[Task prompt]
State how many lines of the records contain the string "mucho". Give the number alone.

[Exercise materials]

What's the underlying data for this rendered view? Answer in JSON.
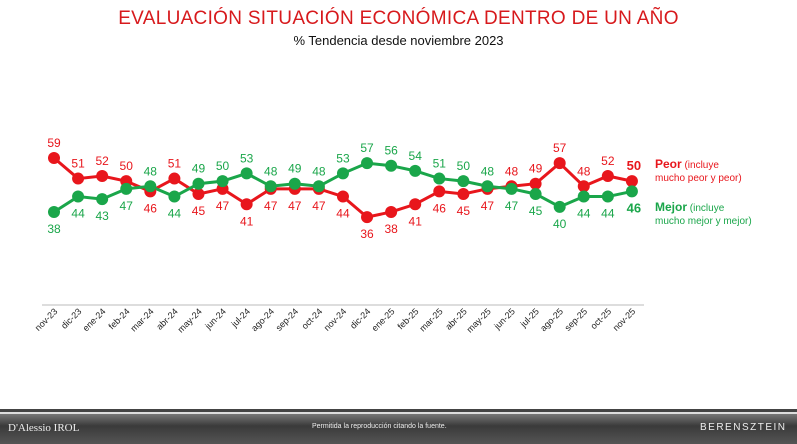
{
  "chart_data": {
    "type": "line",
    "title": "EVALUACIÓN SITUACIÓN ECONÓMICA DENTRO DE UN AÑO",
    "subtitle": "% Tendencia desde noviembre 2023",
    "categories": [
      "nov-23",
      "dic-23",
      "ene-24",
      "feb-24",
      "mar-24",
      "abr-24",
      "may-24",
      "jun-24",
      "jul-24",
      "ago-24",
      "sep-24",
      "oct-24",
      "nov-24",
      "dic-24",
      "ene-25",
      "feb-25",
      "mar-25",
      "abr-25",
      "may-25",
      "jun-25",
      "jul-25",
      "ago-25",
      "sep-25",
      "oct-25",
      "nov-25"
    ],
    "series": [
      {
        "name": "Peor",
        "legend_detail": "(incluye",
        "legend_detail2": "mucho peor y peor)",
        "color": "#e8161c",
        "values": [
          59,
          51,
          52,
          50,
          46,
          51,
          45,
          47,
          41,
          47,
          47,
          47,
          44,
          36,
          38,
          41,
          46,
          45,
          47,
          48,
          49,
          57,
          48,
          52,
          50
        ]
      },
      {
        "name": "Mejor",
        "legend_detail": "(incluye",
        "legend_detail2": "mucho mejor y mejor)",
        "color": "#1aa64a",
        "values": [
          38,
          44,
          43,
          47,
          48,
          44,
          49,
          50,
          53,
          48,
          49,
          48,
          53,
          57,
          56,
          54,
          51,
          50,
          48,
          47,
          45,
          40,
          44,
          44,
          46
        ]
      }
    ],
    "legend": "right",
    "grid": false
  },
  "footer": {
    "left_logo": "D'Alessio IROL",
    "center": "Permitida la reproducción citando la fuente.",
    "right_logo": "BERENSZTEIN"
  }
}
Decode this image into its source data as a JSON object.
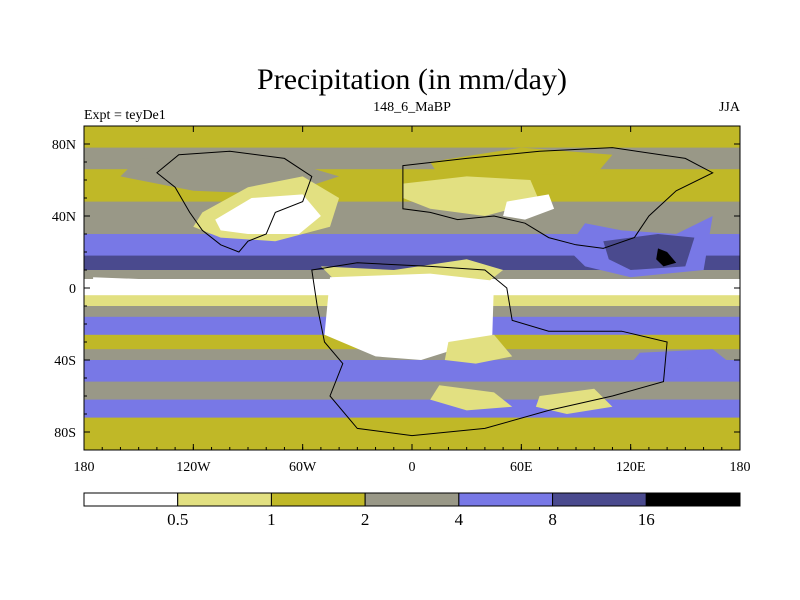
{
  "chart_data": {
    "type": "contour-map",
    "title": "Precipitation (in mm/day)",
    "subtitle_left": "Expt = teyDe1",
    "subtitle_center": "148_6_MaBP",
    "subtitle_right": "JJA",
    "x_ticks": [
      "180",
      "120W",
      "60W",
      "0",
      "60E",
      "120E",
      "180"
    ],
    "x_tick_values": [
      -180,
      -120,
      -60,
      0,
      60,
      120,
      180
    ],
    "y_ticks": [
      "80N",
      "40N",
      "0",
      "40S",
      "80S"
    ],
    "y_tick_values": [
      80,
      40,
      0,
      -40,
      -80
    ],
    "xlim": [
      -180,
      180
    ],
    "ylim": [
      -90,
      90
    ],
    "colorbar": {
      "levels": [
        "0.5",
        "1",
        "2",
        "4",
        "8",
        "16"
      ],
      "colors": [
        "#ffffff",
        "#e2e081",
        "#c0b827",
        "#999887",
        "#7878e6",
        "#4a4a8e",
        "#000000"
      ]
    },
    "zonal_bands": [
      {
        "lat_from": 90,
        "lat_to": 78,
        "class": 2
      },
      {
        "lat_from": 78,
        "lat_to": 66,
        "class": 3
      },
      {
        "lat_from": 66,
        "lat_to": 48,
        "class": 2
      },
      {
        "lat_from": 48,
        "lat_to": 30,
        "class": 3
      },
      {
        "lat_from": 30,
        "lat_to": 18,
        "class": 4
      },
      {
        "lat_from": 18,
        "lat_to": 10,
        "class": 5
      },
      {
        "lat_from": 10,
        "lat_to": 5,
        "class": 3
      },
      {
        "lat_from": 5,
        "lat_to": -4,
        "class": 0
      },
      {
        "lat_from": -4,
        "lat_to": -10,
        "class": 1
      },
      {
        "lat_from": -10,
        "lat_to": -16,
        "class": 3
      },
      {
        "lat_from": -16,
        "lat_to": -26,
        "class": 4
      },
      {
        "lat_from": -26,
        "lat_to": -34,
        "class": 2
      },
      {
        "lat_from": -34,
        "lat_to": -40,
        "class": 3
      },
      {
        "lat_from": -40,
        "lat_to": -52,
        "class": 4
      },
      {
        "lat_from": -52,
        "lat_to": -62,
        "class": 3
      },
      {
        "lat_from": -62,
        "lat_to": -72,
        "class": 4
      },
      {
        "lat_from": -72,
        "lat_to": -90,
        "class": 2
      }
    ],
    "patches": [
      {
        "type": "blob",
        "class": 3,
        "pts": [
          [
            -150,
            72
          ],
          [
            -80,
            74
          ],
          [
            -40,
            62
          ],
          [
            -70,
            52
          ],
          [
            -120,
            54
          ],
          [
            -160,
            62
          ]
        ]
      },
      {
        "type": "blob",
        "class": 1,
        "pts": [
          [
            -115,
            42
          ],
          [
            -90,
            56
          ],
          [
            -60,
            62
          ],
          [
            -40,
            50
          ],
          [
            -45,
            34
          ],
          [
            -75,
            26
          ],
          [
            -105,
            28
          ],
          [
            -120,
            34
          ]
        ]
      },
      {
        "type": "blob",
        "class": 0,
        "pts": [
          [
            -108,
            38
          ],
          [
            -88,
            50
          ],
          [
            -60,
            52
          ],
          [
            -50,
            40
          ],
          [
            -62,
            30
          ],
          [
            -90,
            30
          ],
          [
            -105,
            32
          ]
        ]
      },
      {
        "type": "blob",
        "class": 1,
        "pts": [
          [
            -5,
            58
          ],
          [
            30,
            62
          ],
          [
            65,
            60
          ],
          [
            70,
            48
          ],
          [
            40,
            40
          ],
          [
            10,
            44
          ],
          [
            -5,
            50
          ]
        ]
      },
      {
        "type": "blob",
        "class": 0,
        "pts": [
          [
            52,
            48
          ],
          [
            75,
            52
          ],
          [
            78,
            44
          ],
          [
            62,
            38
          ],
          [
            50,
            40
          ]
        ]
      },
      {
        "type": "blob",
        "class": 2,
        "pts": [
          [
            10,
            70
          ],
          [
            60,
            78
          ],
          [
            110,
            74
          ],
          [
            100,
            62
          ],
          [
            50,
            64
          ],
          [
            15,
            62
          ]
        ]
      },
      {
        "type": "blob",
        "class": 4,
        "pts": [
          [
            95,
            36
          ],
          [
            115,
            32
          ],
          [
            145,
            30
          ],
          [
            165,
            40
          ],
          [
            160,
            10
          ],
          [
            120,
            6
          ],
          [
            95,
            12
          ],
          [
            85,
            22
          ]
        ]
      },
      {
        "type": "blob",
        "class": 5,
        "pts": [
          [
            105,
            26
          ],
          [
            135,
            30
          ],
          [
            155,
            28
          ],
          [
            150,
            12
          ],
          [
            120,
            10
          ],
          [
            108,
            16
          ]
        ]
      },
      {
        "type": "blob",
        "class": 6,
        "pts": [
          [
            135,
            22
          ],
          [
            140,
            20
          ],
          [
            145,
            14
          ],
          [
            138,
            12
          ],
          [
            134,
            16
          ]
        ]
      },
      {
        "type": "blob",
        "class": 1,
        "pts": [
          [
            -50,
            12
          ],
          [
            -10,
            10
          ],
          [
            30,
            16
          ],
          [
            50,
            10
          ],
          [
            40,
            2
          ],
          [
            0,
            -2
          ],
          [
            -40,
            2
          ]
        ]
      },
      {
        "type": "blob",
        "class": 0,
        "pts": [
          [
            -45,
            6
          ],
          [
            10,
            8
          ],
          [
            45,
            4
          ],
          [
            44,
            -28
          ],
          [
            30,
            -32
          ],
          [
            5,
            -40
          ],
          [
            -20,
            -38
          ],
          [
            -48,
            -26
          ]
        ]
      },
      {
        "type": "blob",
        "class": 1,
        "pts": [
          [
            20,
            -30
          ],
          [
            45,
            -26
          ],
          [
            55,
            -38
          ],
          [
            35,
            -42
          ],
          [
            18,
            -40
          ]
        ]
      },
      {
        "type": "blob",
        "class": 1,
        "pts": [
          [
            15,
            -54
          ],
          [
            45,
            -58
          ],
          [
            55,
            -66
          ],
          [
            30,
            -68
          ],
          [
            10,
            -62
          ]
        ]
      },
      {
        "type": "blob",
        "class": 1,
        "pts": [
          [
            70,
            -60
          ],
          [
            100,
            -56
          ],
          [
            110,
            -66
          ],
          [
            85,
            -70
          ],
          [
            68,
            -66
          ]
        ]
      },
      {
        "type": "blob",
        "class": 0,
        "pts": [
          [
            -175,
            6
          ],
          [
            -150,
            5
          ],
          [
            -150,
            -2
          ],
          [
            -175,
            -3
          ]
        ]
      },
      {
        "type": "blob",
        "class": 0,
        "pts": [
          [
            155,
            4
          ],
          [
            180,
            5
          ],
          [
            180,
            -2
          ],
          [
            158,
            -2
          ]
        ]
      },
      {
        "type": "blob",
        "class": 4,
        "pts": [
          [
            125,
            -36
          ],
          [
            165,
            -34
          ],
          [
            175,
            -42
          ],
          [
            140,
            -46
          ],
          [
            120,
            -42
          ]
        ]
      }
    ],
    "land_outlines": [
      {
        "name": "north-america",
        "pts": [
          [
            -128,
            74
          ],
          [
            -100,
            76
          ],
          [
            -70,
            72
          ],
          [
            -55,
            62
          ],
          [
            -60,
            48
          ],
          [
            -75,
            42
          ],
          [
            -80,
            30
          ],
          [
            -90,
            26
          ],
          [
            -95,
            20
          ],
          [
            -105,
            24
          ],
          [
            -115,
            32
          ],
          [
            -122,
            42
          ],
          [
            -130,
            56
          ],
          [
            -140,
            64
          ]
        ]
      },
      {
        "name": "eurasia",
        "pts": [
          [
            -5,
            68
          ],
          [
            30,
            72
          ],
          [
            70,
            76
          ],
          [
            110,
            78
          ],
          [
            150,
            72
          ],
          [
            165,
            64
          ],
          [
            145,
            54
          ],
          [
            130,
            40
          ],
          [
            122,
            28
          ],
          [
            105,
            22
          ],
          [
            90,
            24
          ],
          [
            75,
            28
          ],
          [
            62,
            36
          ],
          [
            45,
            40
          ],
          [
            25,
            38
          ],
          [
            10,
            42
          ],
          [
            -5,
            44
          ]
        ]
      },
      {
        "name": "gondwana",
        "pts": [
          [
            -55,
            10
          ],
          [
            -30,
            14
          ],
          [
            10,
            12
          ],
          [
            40,
            10
          ],
          [
            52,
            0
          ],
          [
            55,
            -18
          ],
          [
            75,
            -24
          ],
          [
            115,
            -24
          ],
          [
            140,
            -30
          ],
          [
            138,
            -52
          ],
          [
            110,
            -60
          ],
          [
            75,
            -68
          ],
          [
            40,
            -78
          ],
          [
            0,
            -82
          ],
          [
            -30,
            -78
          ],
          [
            -45,
            -60
          ],
          [
            -38,
            -42
          ],
          [
            -48,
            -30
          ],
          [
            -52,
            -10
          ]
        ]
      }
    ]
  }
}
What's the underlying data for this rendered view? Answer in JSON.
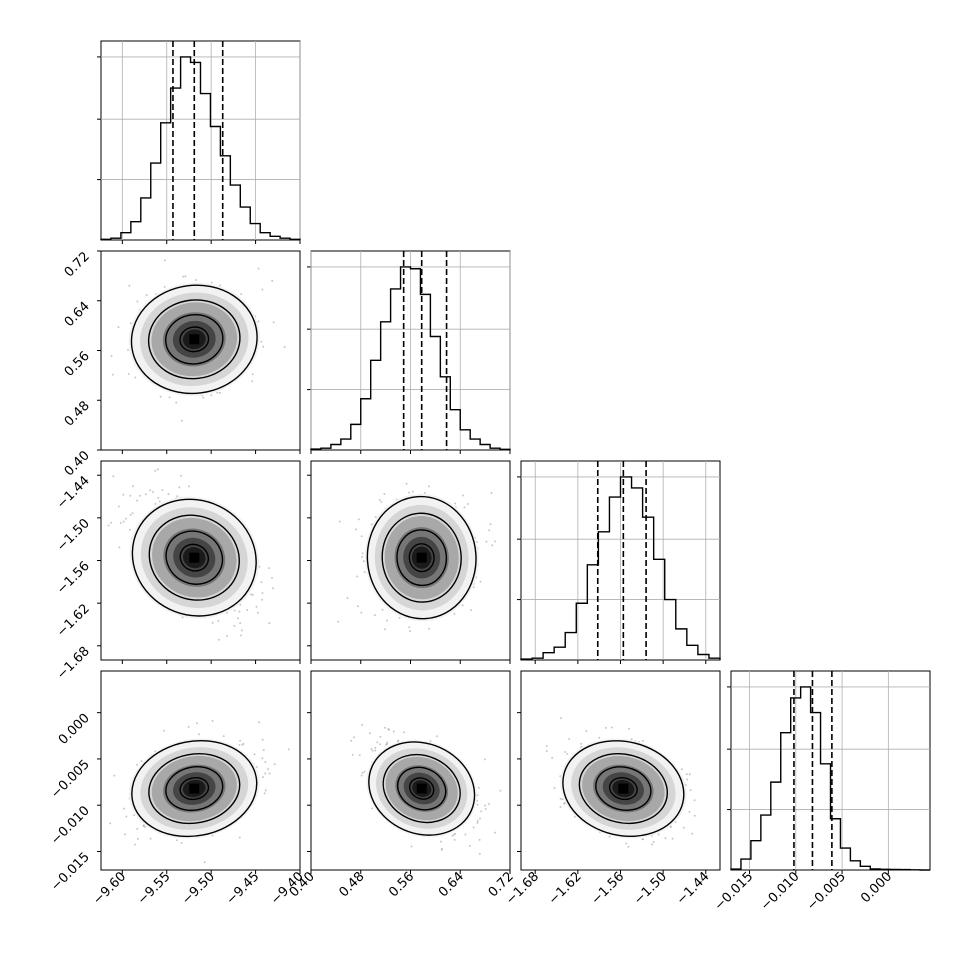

[Final answer]
2